Copy each line with the word "Gnome" in it.

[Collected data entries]

++++++

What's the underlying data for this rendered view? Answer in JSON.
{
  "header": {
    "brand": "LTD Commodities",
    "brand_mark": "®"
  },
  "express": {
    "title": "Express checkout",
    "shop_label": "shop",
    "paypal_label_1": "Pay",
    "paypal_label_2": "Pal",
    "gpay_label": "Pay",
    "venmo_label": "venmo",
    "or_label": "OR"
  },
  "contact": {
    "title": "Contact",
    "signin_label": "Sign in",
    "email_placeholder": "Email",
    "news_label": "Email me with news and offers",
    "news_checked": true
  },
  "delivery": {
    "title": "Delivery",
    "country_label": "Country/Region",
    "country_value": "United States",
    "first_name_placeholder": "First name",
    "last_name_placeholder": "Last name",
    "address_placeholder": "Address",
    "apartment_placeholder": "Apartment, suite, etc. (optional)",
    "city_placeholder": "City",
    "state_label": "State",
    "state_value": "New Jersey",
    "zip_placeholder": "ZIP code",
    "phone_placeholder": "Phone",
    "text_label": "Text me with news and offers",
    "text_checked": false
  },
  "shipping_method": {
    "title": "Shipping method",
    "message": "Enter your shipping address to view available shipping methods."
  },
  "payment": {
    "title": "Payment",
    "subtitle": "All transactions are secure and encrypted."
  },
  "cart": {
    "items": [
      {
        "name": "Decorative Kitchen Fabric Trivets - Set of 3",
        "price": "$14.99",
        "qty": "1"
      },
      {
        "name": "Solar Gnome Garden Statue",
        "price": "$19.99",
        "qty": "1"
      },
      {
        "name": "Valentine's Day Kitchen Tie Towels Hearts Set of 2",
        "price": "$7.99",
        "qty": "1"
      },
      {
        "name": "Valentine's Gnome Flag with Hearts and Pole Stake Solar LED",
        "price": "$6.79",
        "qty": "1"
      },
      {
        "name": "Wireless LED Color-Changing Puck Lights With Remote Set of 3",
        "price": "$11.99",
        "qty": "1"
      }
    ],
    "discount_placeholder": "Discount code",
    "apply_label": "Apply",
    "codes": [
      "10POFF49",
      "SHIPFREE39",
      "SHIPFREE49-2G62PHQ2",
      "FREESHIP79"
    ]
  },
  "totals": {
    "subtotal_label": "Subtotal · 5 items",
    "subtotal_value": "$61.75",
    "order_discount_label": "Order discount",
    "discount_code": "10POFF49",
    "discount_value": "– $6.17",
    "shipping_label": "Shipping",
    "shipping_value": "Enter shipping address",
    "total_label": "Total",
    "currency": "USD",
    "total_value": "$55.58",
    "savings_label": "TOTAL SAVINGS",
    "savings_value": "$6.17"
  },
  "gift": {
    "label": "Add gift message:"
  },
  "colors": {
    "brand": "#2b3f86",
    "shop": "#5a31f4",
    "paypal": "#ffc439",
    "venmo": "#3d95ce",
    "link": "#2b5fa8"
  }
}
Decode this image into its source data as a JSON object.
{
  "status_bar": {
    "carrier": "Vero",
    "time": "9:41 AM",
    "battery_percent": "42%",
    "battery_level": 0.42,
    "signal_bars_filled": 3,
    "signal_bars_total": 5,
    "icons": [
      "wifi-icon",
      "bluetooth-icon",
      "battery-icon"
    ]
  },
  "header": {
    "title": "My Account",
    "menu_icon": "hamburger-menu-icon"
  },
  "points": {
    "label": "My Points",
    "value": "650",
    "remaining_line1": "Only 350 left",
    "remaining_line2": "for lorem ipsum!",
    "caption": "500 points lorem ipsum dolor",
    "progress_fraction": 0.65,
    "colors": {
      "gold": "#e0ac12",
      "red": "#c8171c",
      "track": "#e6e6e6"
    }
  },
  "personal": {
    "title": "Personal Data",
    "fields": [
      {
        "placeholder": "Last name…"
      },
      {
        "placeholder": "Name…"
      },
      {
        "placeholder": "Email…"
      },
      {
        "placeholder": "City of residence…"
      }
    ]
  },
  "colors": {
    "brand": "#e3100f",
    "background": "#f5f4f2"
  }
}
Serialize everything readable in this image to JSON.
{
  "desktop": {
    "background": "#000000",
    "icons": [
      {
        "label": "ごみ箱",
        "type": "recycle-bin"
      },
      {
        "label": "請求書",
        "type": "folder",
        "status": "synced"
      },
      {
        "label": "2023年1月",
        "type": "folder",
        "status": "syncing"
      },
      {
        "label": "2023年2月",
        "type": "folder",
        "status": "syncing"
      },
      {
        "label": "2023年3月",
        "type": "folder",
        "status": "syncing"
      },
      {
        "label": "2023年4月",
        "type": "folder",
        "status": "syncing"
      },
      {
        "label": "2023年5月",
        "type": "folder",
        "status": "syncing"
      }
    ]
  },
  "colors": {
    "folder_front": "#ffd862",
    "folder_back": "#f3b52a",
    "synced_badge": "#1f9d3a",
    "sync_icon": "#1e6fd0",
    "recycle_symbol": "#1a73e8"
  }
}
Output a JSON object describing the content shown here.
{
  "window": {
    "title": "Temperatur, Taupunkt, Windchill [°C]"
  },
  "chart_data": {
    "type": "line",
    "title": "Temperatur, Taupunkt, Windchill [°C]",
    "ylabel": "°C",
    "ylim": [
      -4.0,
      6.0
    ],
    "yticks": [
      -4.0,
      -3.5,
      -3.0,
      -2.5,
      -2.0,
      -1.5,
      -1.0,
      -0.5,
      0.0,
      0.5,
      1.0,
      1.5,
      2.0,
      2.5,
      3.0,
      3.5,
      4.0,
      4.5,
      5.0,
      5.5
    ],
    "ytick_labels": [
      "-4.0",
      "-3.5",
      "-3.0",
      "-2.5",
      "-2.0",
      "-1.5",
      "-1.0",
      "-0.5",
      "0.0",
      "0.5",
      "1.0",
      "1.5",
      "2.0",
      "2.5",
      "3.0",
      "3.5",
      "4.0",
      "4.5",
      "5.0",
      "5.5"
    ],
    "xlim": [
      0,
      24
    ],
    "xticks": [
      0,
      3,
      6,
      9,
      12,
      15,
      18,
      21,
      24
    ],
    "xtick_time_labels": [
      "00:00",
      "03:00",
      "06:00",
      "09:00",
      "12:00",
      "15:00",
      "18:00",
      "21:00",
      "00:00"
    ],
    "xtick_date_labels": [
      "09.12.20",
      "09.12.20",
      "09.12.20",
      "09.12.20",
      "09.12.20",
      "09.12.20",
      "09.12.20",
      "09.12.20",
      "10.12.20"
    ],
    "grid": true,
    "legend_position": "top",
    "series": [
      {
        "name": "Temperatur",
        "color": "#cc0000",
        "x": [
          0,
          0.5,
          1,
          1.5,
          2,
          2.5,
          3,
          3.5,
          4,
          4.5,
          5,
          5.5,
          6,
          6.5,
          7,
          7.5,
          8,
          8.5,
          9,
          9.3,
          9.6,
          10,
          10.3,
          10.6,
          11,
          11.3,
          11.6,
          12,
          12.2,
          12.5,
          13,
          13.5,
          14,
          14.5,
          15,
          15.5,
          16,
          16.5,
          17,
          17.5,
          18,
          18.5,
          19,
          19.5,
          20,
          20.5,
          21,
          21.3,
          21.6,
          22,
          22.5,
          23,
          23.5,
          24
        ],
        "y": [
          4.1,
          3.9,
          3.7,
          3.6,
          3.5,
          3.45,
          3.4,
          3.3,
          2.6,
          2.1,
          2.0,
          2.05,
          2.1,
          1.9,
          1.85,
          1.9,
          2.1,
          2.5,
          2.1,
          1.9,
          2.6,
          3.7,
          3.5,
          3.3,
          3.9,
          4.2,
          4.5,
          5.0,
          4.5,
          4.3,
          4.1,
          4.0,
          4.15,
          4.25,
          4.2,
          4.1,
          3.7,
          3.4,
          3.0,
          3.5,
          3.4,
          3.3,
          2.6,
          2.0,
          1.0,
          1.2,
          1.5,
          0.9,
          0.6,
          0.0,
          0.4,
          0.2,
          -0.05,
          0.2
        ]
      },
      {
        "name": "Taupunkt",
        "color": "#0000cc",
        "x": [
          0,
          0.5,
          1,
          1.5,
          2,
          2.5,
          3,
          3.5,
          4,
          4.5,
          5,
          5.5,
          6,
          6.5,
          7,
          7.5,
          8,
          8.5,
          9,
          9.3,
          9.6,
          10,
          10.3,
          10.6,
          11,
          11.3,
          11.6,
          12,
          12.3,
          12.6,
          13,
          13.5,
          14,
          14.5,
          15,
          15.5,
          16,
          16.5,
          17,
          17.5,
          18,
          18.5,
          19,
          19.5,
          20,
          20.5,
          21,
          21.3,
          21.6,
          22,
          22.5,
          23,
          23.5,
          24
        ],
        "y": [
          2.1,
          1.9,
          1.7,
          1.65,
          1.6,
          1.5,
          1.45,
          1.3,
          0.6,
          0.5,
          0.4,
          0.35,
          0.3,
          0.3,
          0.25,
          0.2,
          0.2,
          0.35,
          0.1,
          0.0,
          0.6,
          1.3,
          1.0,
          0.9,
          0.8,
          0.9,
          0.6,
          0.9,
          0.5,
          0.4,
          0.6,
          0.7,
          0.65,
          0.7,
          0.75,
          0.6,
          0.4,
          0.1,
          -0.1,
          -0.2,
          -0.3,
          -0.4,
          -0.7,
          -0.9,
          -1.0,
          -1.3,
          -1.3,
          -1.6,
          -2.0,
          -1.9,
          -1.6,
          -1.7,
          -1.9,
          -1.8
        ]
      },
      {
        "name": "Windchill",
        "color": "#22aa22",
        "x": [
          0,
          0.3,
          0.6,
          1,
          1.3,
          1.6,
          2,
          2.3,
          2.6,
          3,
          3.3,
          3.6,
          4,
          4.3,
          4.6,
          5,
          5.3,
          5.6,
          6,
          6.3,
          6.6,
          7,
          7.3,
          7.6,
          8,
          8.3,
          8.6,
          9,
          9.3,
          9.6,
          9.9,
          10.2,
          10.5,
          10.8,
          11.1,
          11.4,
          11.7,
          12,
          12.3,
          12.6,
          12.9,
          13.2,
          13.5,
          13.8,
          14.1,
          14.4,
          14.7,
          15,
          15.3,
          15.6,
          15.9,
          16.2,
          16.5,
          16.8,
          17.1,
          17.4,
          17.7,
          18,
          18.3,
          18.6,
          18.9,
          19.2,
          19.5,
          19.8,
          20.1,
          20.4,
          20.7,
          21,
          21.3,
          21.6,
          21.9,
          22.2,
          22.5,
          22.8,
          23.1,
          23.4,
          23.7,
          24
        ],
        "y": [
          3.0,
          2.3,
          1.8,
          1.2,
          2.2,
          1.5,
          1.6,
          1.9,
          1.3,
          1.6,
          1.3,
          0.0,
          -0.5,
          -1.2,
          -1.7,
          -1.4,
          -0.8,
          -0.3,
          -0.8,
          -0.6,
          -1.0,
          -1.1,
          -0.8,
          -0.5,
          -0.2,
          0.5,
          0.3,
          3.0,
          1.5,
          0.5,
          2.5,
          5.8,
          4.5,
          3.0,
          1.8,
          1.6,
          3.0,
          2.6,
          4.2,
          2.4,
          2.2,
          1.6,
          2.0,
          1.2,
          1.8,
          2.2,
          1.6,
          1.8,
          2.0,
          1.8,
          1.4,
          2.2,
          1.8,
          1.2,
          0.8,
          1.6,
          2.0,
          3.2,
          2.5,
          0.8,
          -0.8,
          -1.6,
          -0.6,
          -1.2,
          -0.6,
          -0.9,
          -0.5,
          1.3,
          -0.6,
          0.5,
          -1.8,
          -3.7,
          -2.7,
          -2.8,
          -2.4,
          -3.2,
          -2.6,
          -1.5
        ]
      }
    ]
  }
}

++++++

→ **Exercise result**:
        "name": "Solar Gnome Garden Statue",
        "name": "Valentine's Gnome Flag with Hearts and Pole Stake Solar LED",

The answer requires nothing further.